[Items from a data source]
/---
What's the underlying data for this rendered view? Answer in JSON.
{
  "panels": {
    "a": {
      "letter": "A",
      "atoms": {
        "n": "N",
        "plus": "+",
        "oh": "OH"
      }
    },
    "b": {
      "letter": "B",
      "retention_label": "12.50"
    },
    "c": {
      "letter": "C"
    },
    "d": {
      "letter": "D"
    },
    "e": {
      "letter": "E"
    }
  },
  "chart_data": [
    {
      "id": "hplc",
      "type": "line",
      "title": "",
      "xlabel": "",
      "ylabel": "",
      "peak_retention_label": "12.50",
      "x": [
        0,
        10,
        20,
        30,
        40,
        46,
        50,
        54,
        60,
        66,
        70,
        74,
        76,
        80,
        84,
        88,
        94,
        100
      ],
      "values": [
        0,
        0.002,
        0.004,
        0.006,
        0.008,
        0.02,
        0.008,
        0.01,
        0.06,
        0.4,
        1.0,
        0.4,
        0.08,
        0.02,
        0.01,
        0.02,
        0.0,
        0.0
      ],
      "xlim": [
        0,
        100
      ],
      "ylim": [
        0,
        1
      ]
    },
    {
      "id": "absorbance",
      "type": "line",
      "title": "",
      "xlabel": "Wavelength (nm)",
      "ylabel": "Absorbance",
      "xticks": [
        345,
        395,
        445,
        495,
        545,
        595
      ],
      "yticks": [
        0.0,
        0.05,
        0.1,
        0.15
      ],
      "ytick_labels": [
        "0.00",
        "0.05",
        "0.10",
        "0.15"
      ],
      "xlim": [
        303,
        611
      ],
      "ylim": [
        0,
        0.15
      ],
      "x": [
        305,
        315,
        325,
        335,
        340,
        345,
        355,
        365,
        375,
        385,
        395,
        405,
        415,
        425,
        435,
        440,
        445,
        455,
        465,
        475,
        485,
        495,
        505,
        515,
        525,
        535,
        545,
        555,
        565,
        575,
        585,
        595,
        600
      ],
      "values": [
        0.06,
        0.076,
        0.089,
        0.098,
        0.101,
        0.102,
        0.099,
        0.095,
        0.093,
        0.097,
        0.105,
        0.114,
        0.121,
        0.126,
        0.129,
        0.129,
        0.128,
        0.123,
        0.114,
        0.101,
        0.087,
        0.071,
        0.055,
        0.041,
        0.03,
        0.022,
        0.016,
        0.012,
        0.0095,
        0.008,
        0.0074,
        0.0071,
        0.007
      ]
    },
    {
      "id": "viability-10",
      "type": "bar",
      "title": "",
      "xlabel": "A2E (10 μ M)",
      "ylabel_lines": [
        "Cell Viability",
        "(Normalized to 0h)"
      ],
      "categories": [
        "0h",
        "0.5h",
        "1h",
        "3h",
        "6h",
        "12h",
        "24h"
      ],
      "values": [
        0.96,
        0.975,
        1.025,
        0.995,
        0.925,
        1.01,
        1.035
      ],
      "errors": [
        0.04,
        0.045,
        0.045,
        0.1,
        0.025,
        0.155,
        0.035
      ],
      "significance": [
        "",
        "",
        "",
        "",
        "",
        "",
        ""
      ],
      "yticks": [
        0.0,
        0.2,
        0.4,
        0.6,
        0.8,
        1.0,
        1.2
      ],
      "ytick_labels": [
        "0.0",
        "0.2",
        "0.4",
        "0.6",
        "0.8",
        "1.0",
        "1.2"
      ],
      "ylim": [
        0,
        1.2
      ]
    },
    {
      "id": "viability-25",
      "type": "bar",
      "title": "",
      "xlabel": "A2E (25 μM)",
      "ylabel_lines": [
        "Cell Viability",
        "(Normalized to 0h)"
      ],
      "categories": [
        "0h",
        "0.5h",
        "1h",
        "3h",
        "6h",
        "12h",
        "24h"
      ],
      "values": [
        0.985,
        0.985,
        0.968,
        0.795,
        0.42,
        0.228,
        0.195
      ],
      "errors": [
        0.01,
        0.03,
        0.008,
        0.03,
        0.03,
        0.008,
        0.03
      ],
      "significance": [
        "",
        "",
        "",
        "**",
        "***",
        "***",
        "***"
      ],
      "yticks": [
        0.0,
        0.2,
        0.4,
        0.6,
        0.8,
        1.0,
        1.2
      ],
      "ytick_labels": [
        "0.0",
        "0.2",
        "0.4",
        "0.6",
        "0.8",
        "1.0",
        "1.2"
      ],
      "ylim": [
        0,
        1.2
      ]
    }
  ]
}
\---
• Work to be completed
Give all of the entries again, word for word.

• Solved exercise
What's the underlying data for this rendered view? Answer in JSON.
{
  "panels": {
    "a": {
      "letter": "A",
      "atoms": {
        "n": "N",
        "plus": "+",
        "oh": "OH"
      }
    },
    "b": {
      "letter": "B",
      "retention_label": "12.50"
    },
    "c": {
      "letter": "C"
    },
    "d": {
      "letter": "D"
    },
    "e": {
      "letter": "E"
    }
  },
  "chart_data": [
    {
      "id": "hplc",
      "type": "line",
      "title": "",
      "xlabel": "",
      "ylabel": "",
      "peak_retention_label": "12.50",
      "x": [
        0,
        10,
        20,
        30,
        40,
        46,
        50,
        54,
        60,
        66,
        70,
        74,
        76,
        80,
        84,
        88,
        94,
        100
      ],
      "values": [
        0,
        0.002,
        0.004,
        0.006,
        0.008,
        0.02,
        0.008,
        0.01,
        0.06,
        0.4,
        1.0,
        0.4,
        0.08,
        0.02,
        0.01,
        0.02,
        0.0,
        0.0
      ],
      "xlim": [
        0,
        100
      ],
      "ylim": [
        0,
        1
      ]
    },
    {
      "id": "absorbance",
      "type": "line",
      "title": "",
      "xlabel": "Wavelength (nm)",
      "ylabel": "Absorbance",
      "xticks": [
        345,
        395,
        445,
        495,
        545,
        595
      ],
      "yticks": [
        0.0,
        0.05,
        0.1,
        0.15
      ],
      "ytick_labels": [
        "0.00",
        "0.05",
        "0.10",
        "0.15"
      ],
      "xlim": [
        303,
        611
      ],
      "ylim": [
        0,
        0.15
      ],
      "x": [
        305,
        315,
        325,
        335,
        340,
        345,
        355,
        365,
        375,
        385,
        395,
        405,
        415,
        425,
        435,
        440,
        445,
        455,
        465,
        475,
        485,
        495,
        505,
        515,
        525,
        535,
        545,
        555,
        565,
        575,
        585,
        595,
        600
      ],
      "values": [
        0.06,
        0.076,
        0.089,
        0.098,
        0.101,
        0.102,
        0.099,
        0.095,
        0.093,
        0.097,
        0.105,
        0.114,
        0.121,
        0.126,
        0.129,
        0.129,
        0.128,
        0.123,
        0.114,
        0.101,
        0.087,
        0.071,
        0.055,
        0.041,
        0.03,
        0.022,
        0.016,
        0.012,
        0.0095,
        0.008,
        0.0074,
        0.0071,
        0.007
      ]
    },
    {
      "id": "viability-10",
      "type": "bar",
      "title": "",
      "xlabel": "A2E (10 μ M)",
      "ylabel_lines": [
        "Cell Viability",
        "(Normalized to 0h)"
      ],
      "categories": [
        "0h",
        "0.5h",
        "1h",
        "3h",
        "6h",
        "12h",
        "24h"
      ],
      "values": [
        0.96,
        0.975,
        1.025,
        0.995,
        0.925,
        1.01,
        1.035
      ],
      "errors": [
        0.04,
        0.045,
        0.045,
        0.1,
        0.025,
        0.155,
        0.035
      ],
      "significance": [
        "",
        "",
        "",
        "",
        "",
        "",
        ""
      ],
      "yticks": [
        0.0,
        0.2,
        0.4,
        0.6,
        0.8,
        1.0,
        1.2
      ],
      "ytick_labels": [
        "0.0",
        "0.2",
        "0.4",
        "0.6",
        "0.8",
        "1.0",
        "1.2"
      ],
      "ylim": [
        0,
        1.2
      ]
    },
    {
      "id": "viability-25",
      "type": "bar",
      "title": "",
      "xlabel": "A2E (25 μM)",
      "ylabel_lines": [
        "Cell Viability",
        "(Normalized to 0h)"
      ],
      "categories": [
        "0h",
        "0.5h",
        "1h",
        "3h",
        "6h",
        "12h",
        "24h"
      ],
      "values": [
        0.985,
        0.985,
        0.968,
        0.795,
        0.42,
        0.228,
        0.195
      ],
      "errors": [
        0.01,
        0.03,
        0.008,
        0.03,
        0.03,
        0.008,
        0.03
      ],
      "significance": [
        "",
        "",
        "",
        "**",
        "***",
        "***",
        "***"
      ],
      "yticks": [
        0.0,
        0.2,
        0.4,
        0.6,
        0.8,
        1.0,
        1.2
      ],
      "ytick_labels": [
        "0.0",
        "0.2",
        "0.4",
        "0.6",
        "0.8",
        "1.0",
        "1.2"
      ],
      "ylim": [
        0,
        1.2
      ]
    }
  ]
}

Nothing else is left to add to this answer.